* Begin Data excerpts *
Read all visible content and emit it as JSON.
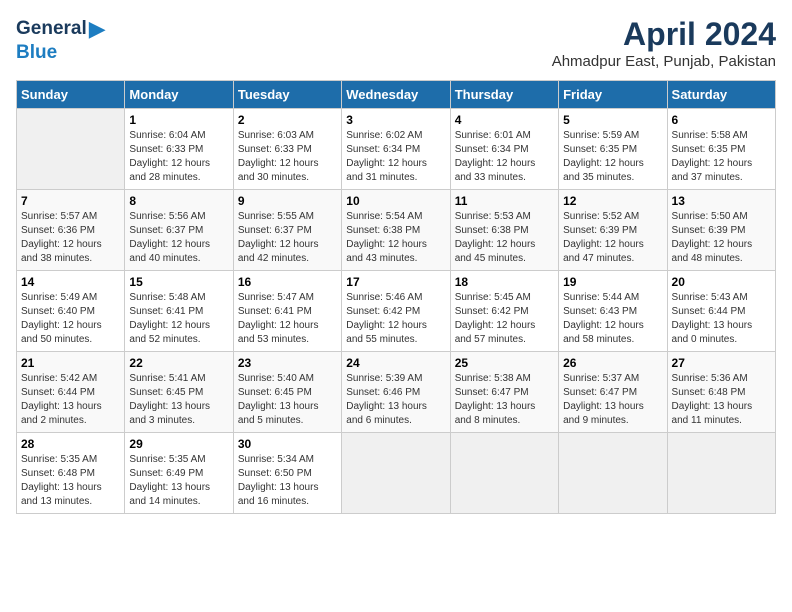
{
  "header": {
    "logo_general": "General",
    "logo_blue": "Blue",
    "month_title": "April 2024",
    "location": "Ahmadpur East, Punjab, Pakistan"
  },
  "weekdays": [
    "Sunday",
    "Monday",
    "Tuesday",
    "Wednesday",
    "Thursday",
    "Friday",
    "Saturday"
  ],
  "weeks": [
    [
      {
        "day": "",
        "info": ""
      },
      {
        "day": "1",
        "info": "Sunrise: 6:04 AM\nSunset: 6:33 PM\nDaylight: 12 hours\nand 28 minutes."
      },
      {
        "day": "2",
        "info": "Sunrise: 6:03 AM\nSunset: 6:33 PM\nDaylight: 12 hours\nand 30 minutes."
      },
      {
        "day": "3",
        "info": "Sunrise: 6:02 AM\nSunset: 6:34 PM\nDaylight: 12 hours\nand 31 minutes."
      },
      {
        "day": "4",
        "info": "Sunrise: 6:01 AM\nSunset: 6:34 PM\nDaylight: 12 hours\nand 33 minutes."
      },
      {
        "day": "5",
        "info": "Sunrise: 5:59 AM\nSunset: 6:35 PM\nDaylight: 12 hours\nand 35 minutes."
      },
      {
        "day": "6",
        "info": "Sunrise: 5:58 AM\nSunset: 6:35 PM\nDaylight: 12 hours\nand 37 minutes."
      }
    ],
    [
      {
        "day": "7",
        "info": "Sunrise: 5:57 AM\nSunset: 6:36 PM\nDaylight: 12 hours\nand 38 minutes."
      },
      {
        "day": "8",
        "info": "Sunrise: 5:56 AM\nSunset: 6:37 PM\nDaylight: 12 hours\nand 40 minutes."
      },
      {
        "day": "9",
        "info": "Sunrise: 5:55 AM\nSunset: 6:37 PM\nDaylight: 12 hours\nand 42 minutes."
      },
      {
        "day": "10",
        "info": "Sunrise: 5:54 AM\nSunset: 6:38 PM\nDaylight: 12 hours\nand 43 minutes."
      },
      {
        "day": "11",
        "info": "Sunrise: 5:53 AM\nSunset: 6:38 PM\nDaylight: 12 hours\nand 45 minutes."
      },
      {
        "day": "12",
        "info": "Sunrise: 5:52 AM\nSunset: 6:39 PM\nDaylight: 12 hours\nand 47 minutes."
      },
      {
        "day": "13",
        "info": "Sunrise: 5:50 AM\nSunset: 6:39 PM\nDaylight: 12 hours\nand 48 minutes."
      }
    ],
    [
      {
        "day": "14",
        "info": "Sunrise: 5:49 AM\nSunset: 6:40 PM\nDaylight: 12 hours\nand 50 minutes."
      },
      {
        "day": "15",
        "info": "Sunrise: 5:48 AM\nSunset: 6:41 PM\nDaylight: 12 hours\nand 52 minutes."
      },
      {
        "day": "16",
        "info": "Sunrise: 5:47 AM\nSunset: 6:41 PM\nDaylight: 12 hours\nand 53 minutes."
      },
      {
        "day": "17",
        "info": "Sunrise: 5:46 AM\nSunset: 6:42 PM\nDaylight: 12 hours\nand 55 minutes."
      },
      {
        "day": "18",
        "info": "Sunrise: 5:45 AM\nSunset: 6:42 PM\nDaylight: 12 hours\nand 57 minutes."
      },
      {
        "day": "19",
        "info": "Sunrise: 5:44 AM\nSunset: 6:43 PM\nDaylight: 12 hours\nand 58 minutes."
      },
      {
        "day": "20",
        "info": "Sunrise: 5:43 AM\nSunset: 6:44 PM\nDaylight: 13 hours\nand 0 minutes."
      }
    ],
    [
      {
        "day": "21",
        "info": "Sunrise: 5:42 AM\nSunset: 6:44 PM\nDaylight: 13 hours\nand 2 minutes."
      },
      {
        "day": "22",
        "info": "Sunrise: 5:41 AM\nSunset: 6:45 PM\nDaylight: 13 hours\nand 3 minutes."
      },
      {
        "day": "23",
        "info": "Sunrise: 5:40 AM\nSunset: 6:45 PM\nDaylight: 13 hours\nand 5 minutes."
      },
      {
        "day": "24",
        "info": "Sunrise: 5:39 AM\nSunset: 6:46 PM\nDaylight: 13 hours\nand 6 minutes."
      },
      {
        "day": "25",
        "info": "Sunrise: 5:38 AM\nSunset: 6:47 PM\nDaylight: 13 hours\nand 8 minutes."
      },
      {
        "day": "26",
        "info": "Sunrise: 5:37 AM\nSunset: 6:47 PM\nDaylight: 13 hours\nand 9 minutes."
      },
      {
        "day": "27",
        "info": "Sunrise: 5:36 AM\nSunset: 6:48 PM\nDaylight: 13 hours\nand 11 minutes."
      }
    ],
    [
      {
        "day": "28",
        "info": "Sunrise: 5:35 AM\nSunset: 6:48 PM\nDaylight: 13 hours\nand 13 minutes."
      },
      {
        "day": "29",
        "info": "Sunrise: 5:35 AM\nSunset: 6:49 PM\nDaylight: 13 hours\nand 14 minutes."
      },
      {
        "day": "30",
        "info": "Sunrise: 5:34 AM\nSunset: 6:50 PM\nDaylight: 13 hours\nand 16 minutes."
      },
      {
        "day": "",
        "info": ""
      },
      {
        "day": "",
        "info": ""
      },
      {
        "day": "",
        "info": ""
      },
      {
        "day": "",
        "info": ""
      }
    ]
  ]
}
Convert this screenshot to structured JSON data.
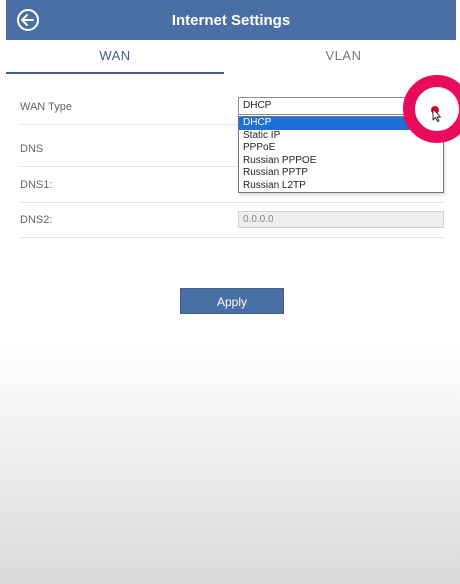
{
  "header": {
    "title": "Internet Settings",
    "back_icon": "back-arrow-circle-icon"
  },
  "tabs": [
    {
      "label": "WAN",
      "active": true
    },
    {
      "label": "VLAN",
      "active": false
    }
  ],
  "form": {
    "wan_type_label": "WAN Type",
    "wan_type_selected": "DHCP",
    "wan_type_options": [
      "DHCP",
      "Static IP",
      "PPPoE",
      "Russian PPPOE",
      "Russian PPTP",
      "Russian L2TP"
    ],
    "dns_label": "DNS",
    "dns1_label": "DNS1:",
    "dns2_label": "DNS2:",
    "dns2_value": "0.0.0.0"
  },
  "apply_label": "Apply",
  "colors": {
    "header_bg": "#4a6fa5",
    "accent": "#3b5f93",
    "selected_option": "#1e6fd9",
    "click_highlight": "#ea0a5a"
  }
}
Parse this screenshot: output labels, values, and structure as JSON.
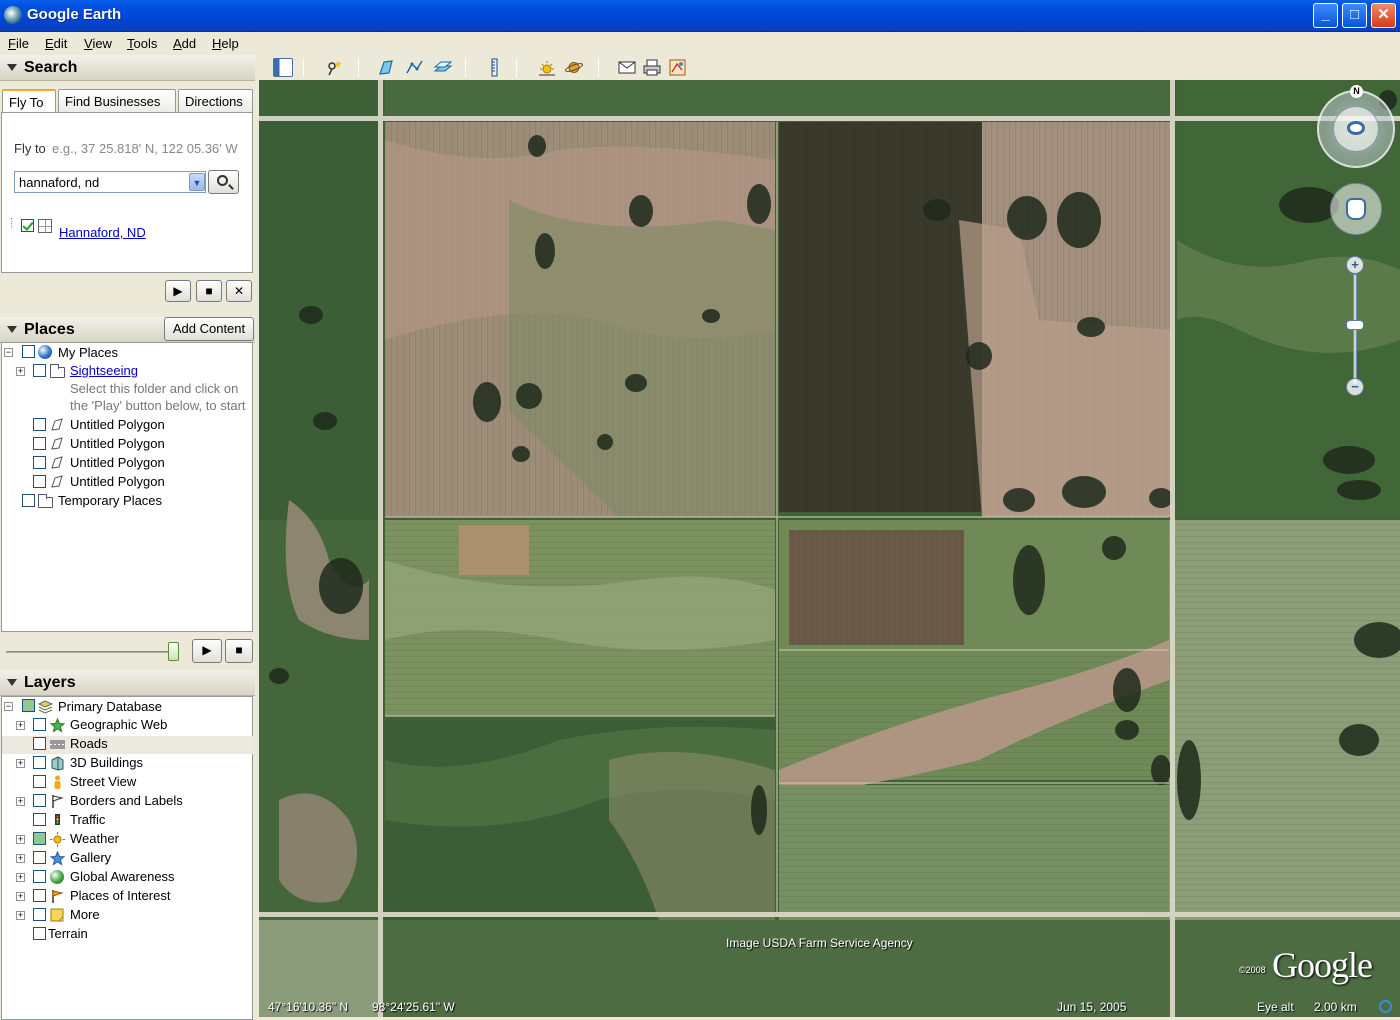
{
  "window": {
    "title": "Google Earth",
    "min": "_",
    "max": "□",
    "close": "✕"
  },
  "menu": [
    "File",
    "Edit",
    "View",
    "Tools",
    "Add",
    "Help"
  ],
  "search": {
    "title": "Search",
    "tabs": [
      "Fly To",
      "Find Businesses",
      "Directions"
    ],
    "flyto_label": "Fly to",
    "flyto_hint": "e.g., 37 25.818' N, 122 05.36' W",
    "input_value": "hannaford, nd",
    "result": "Hannaford, ND"
  },
  "places": {
    "title": "Places",
    "add_content": "Add Content",
    "items": [
      "My Places",
      "Sightseeing",
      "Select this folder and click on",
      "the 'Play' button below, to start",
      "Untitled Polygon",
      "Untitled Polygon",
      "Untitled Polygon",
      "Untitled Polygon",
      "Temporary Places"
    ],
    "tour_position": 0.98
  },
  "layers": {
    "title": "Layers",
    "items": [
      "Primary Database",
      "Geographic Web",
      "Roads",
      "3D Buildings",
      "Street View",
      "Borders and Labels",
      "Traffic",
      "Weather",
      "Gallery",
      "Global Awareness",
      "Places of Interest",
      "More",
      "Terrain"
    ]
  },
  "map": {
    "attribution": "Image USDA Farm Service Agency",
    "latitude": "47°16'10.36\" N",
    "longitude": "98°24'25.61\" W",
    "imagery_date": "Jun 15, 2005",
    "eye_alt_label": "Eye alt",
    "eye_alt_value": "2.00 km",
    "copyright": "©2008",
    "logo": "Google",
    "compass_n": "N",
    "zoom_in": "+",
    "zoom_out": "−"
  },
  "colors": {
    "titlebar": "#0046d5",
    "link": "#0000cc",
    "field_green": "#4f6f45",
    "field_pink": "#b99e8c",
    "road": "#d9d6c8"
  }
}
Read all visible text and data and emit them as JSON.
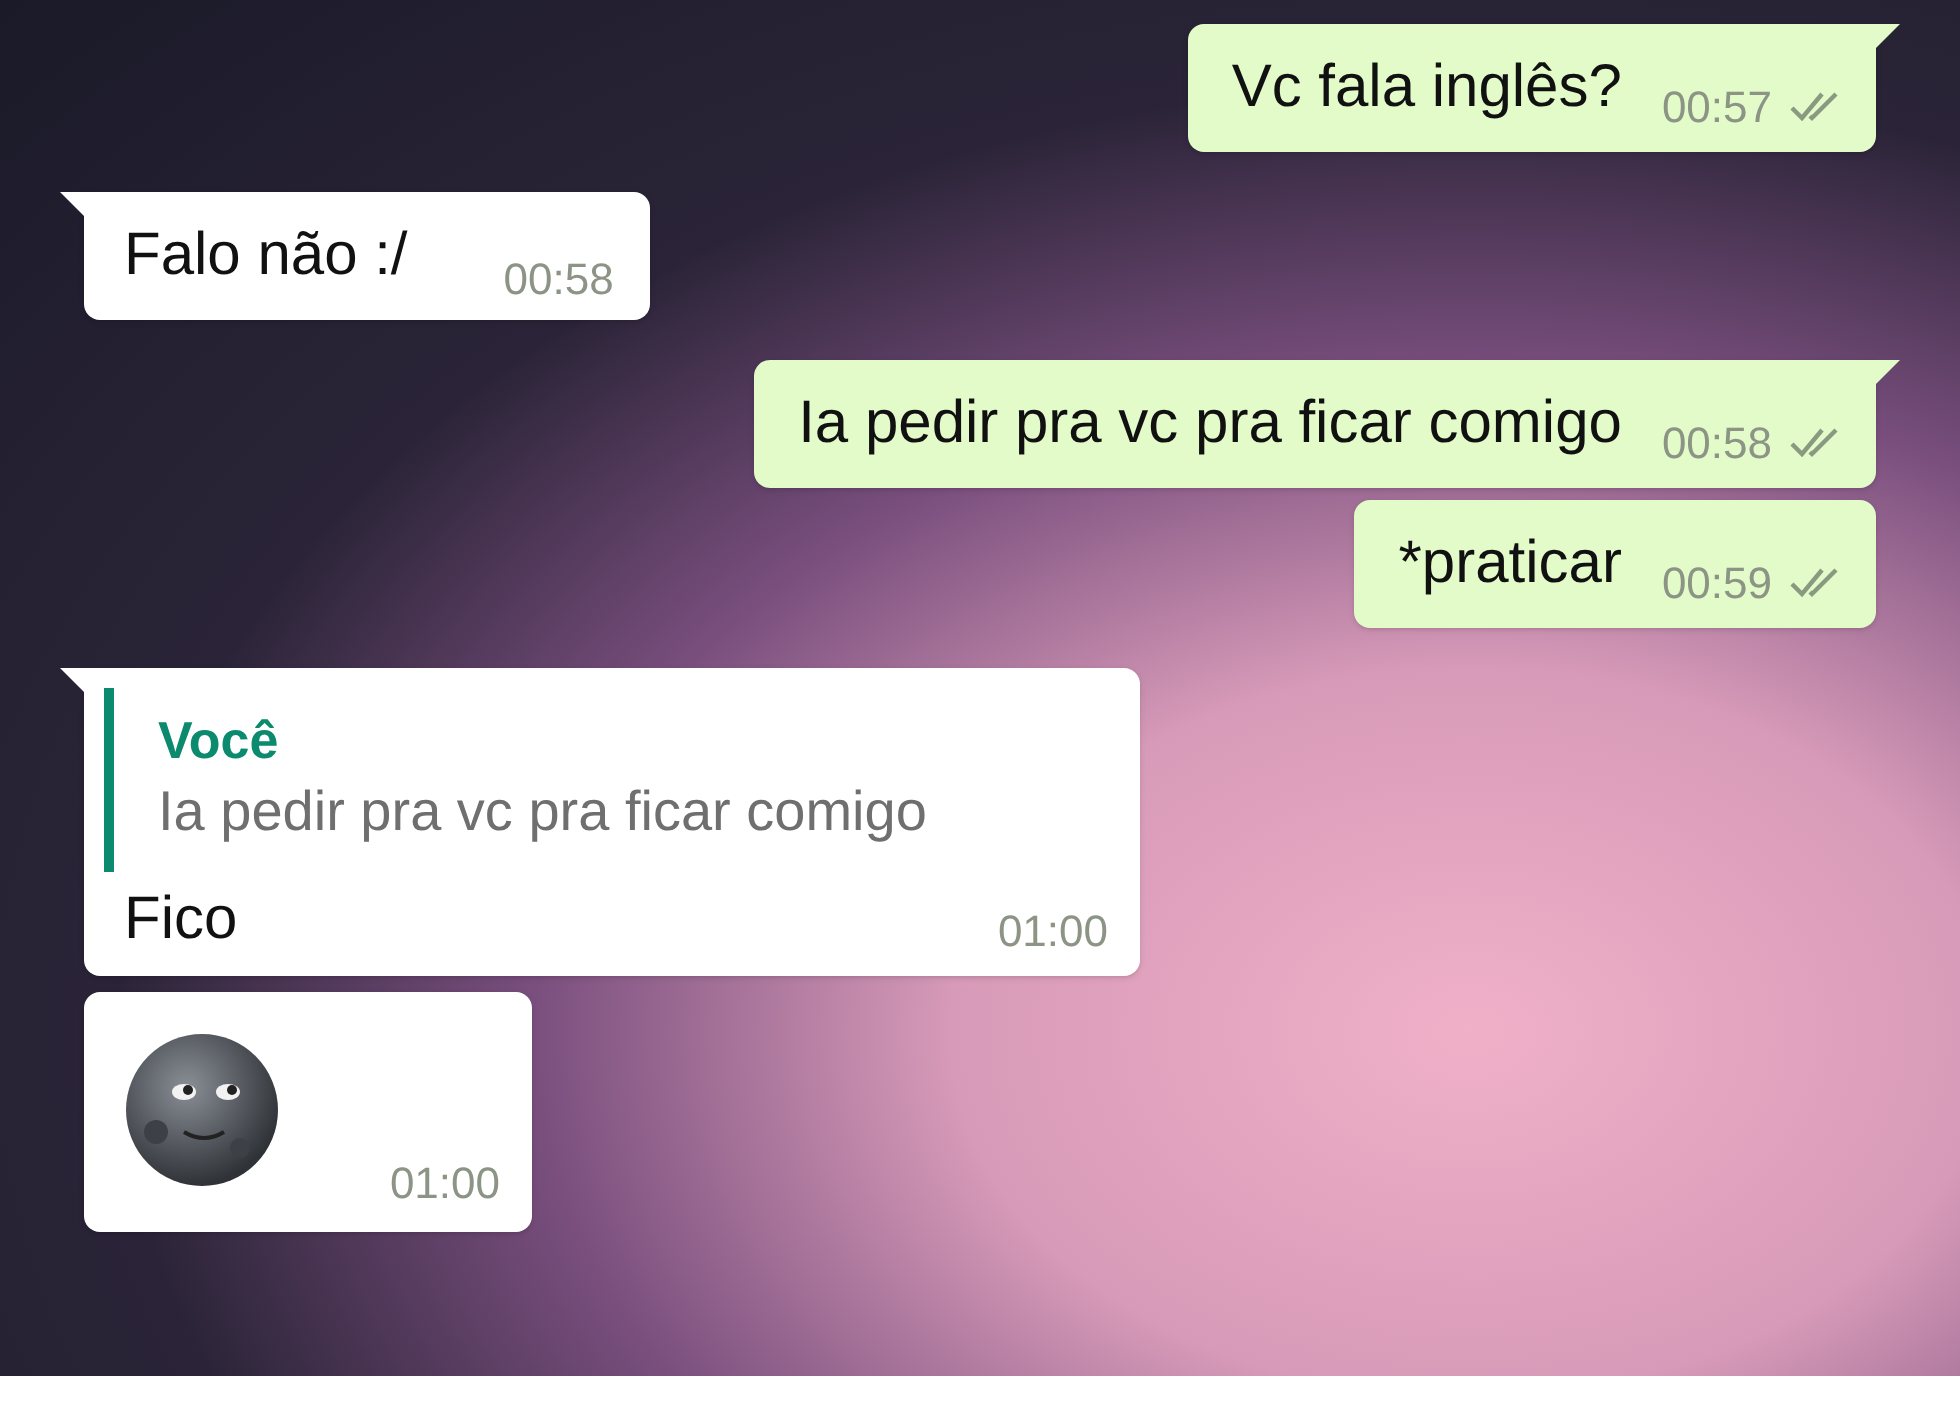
{
  "messages": [
    {
      "kind": "out",
      "tail": true,
      "text": "Vc fala inglês?",
      "time": "00:57",
      "read": false
    },
    {
      "kind": "in",
      "tail": true,
      "text": "Falo não :/",
      "time": "00:58"
    },
    {
      "kind": "out",
      "tail": true,
      "text": "Ia pedir pra vc pra ficar comigo",
      "time": "00:58",
      "read": false
    },
    {
      "kind": "out",
      "tail": false,
      "text": "*praticar",
      "time": "00:59",
      "read": false
    },
    {
      "kind": "reply",
      "tail": true,
      "quote_author": "Você",
      "quote_text": "Ia pedir pra vc pra ficar comigo",
      "text": "Fico",
      "time": "01:00"
    },
    {
      "kind": "sticker",
      "tail": false,
      "time": "01:00"
    }
  ]
}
* End Data excerpts *
■ Exercise requirements:
Only the lines from the one that holds "Read all visible text" through the end of the records above should be printed again, exactly as they are. Leave out the pictures.

■ Problem solution:
Read all visible text and data and emit them as JSON.
{
  "messages": [
    {
      "kind": "out",
      "tail": true,
      "text": "Vc fala inglês?",
      "time": "00:57",
      "read": false
    },
    {
      "kind": "in",
      "tail": true,
      "text": "Falo não :/",
      "time": "00:58"
    },
    {
      "kind": "out",
      "tail": true,
      "text": "Ia pedir pra vc pra ficar comigo",
      "time": "00:58",
      "read": false
    },
    {
      "kind": "out",
      "tail": false,
      "text": "*praticar",
      "time": "00:59",
      "read": false
    },
    {
      "kind": "reply",
      "tail": true,
      "quote_author": "Você",
      "quote_text": "Ia pedir pra vc pra ficar comigo",
      "text": "Fico",
      "time": "01:00"
    },
    {
      "kind": "sticker",
      "tail": false,
      "time": "01:00"
    }
  ]
}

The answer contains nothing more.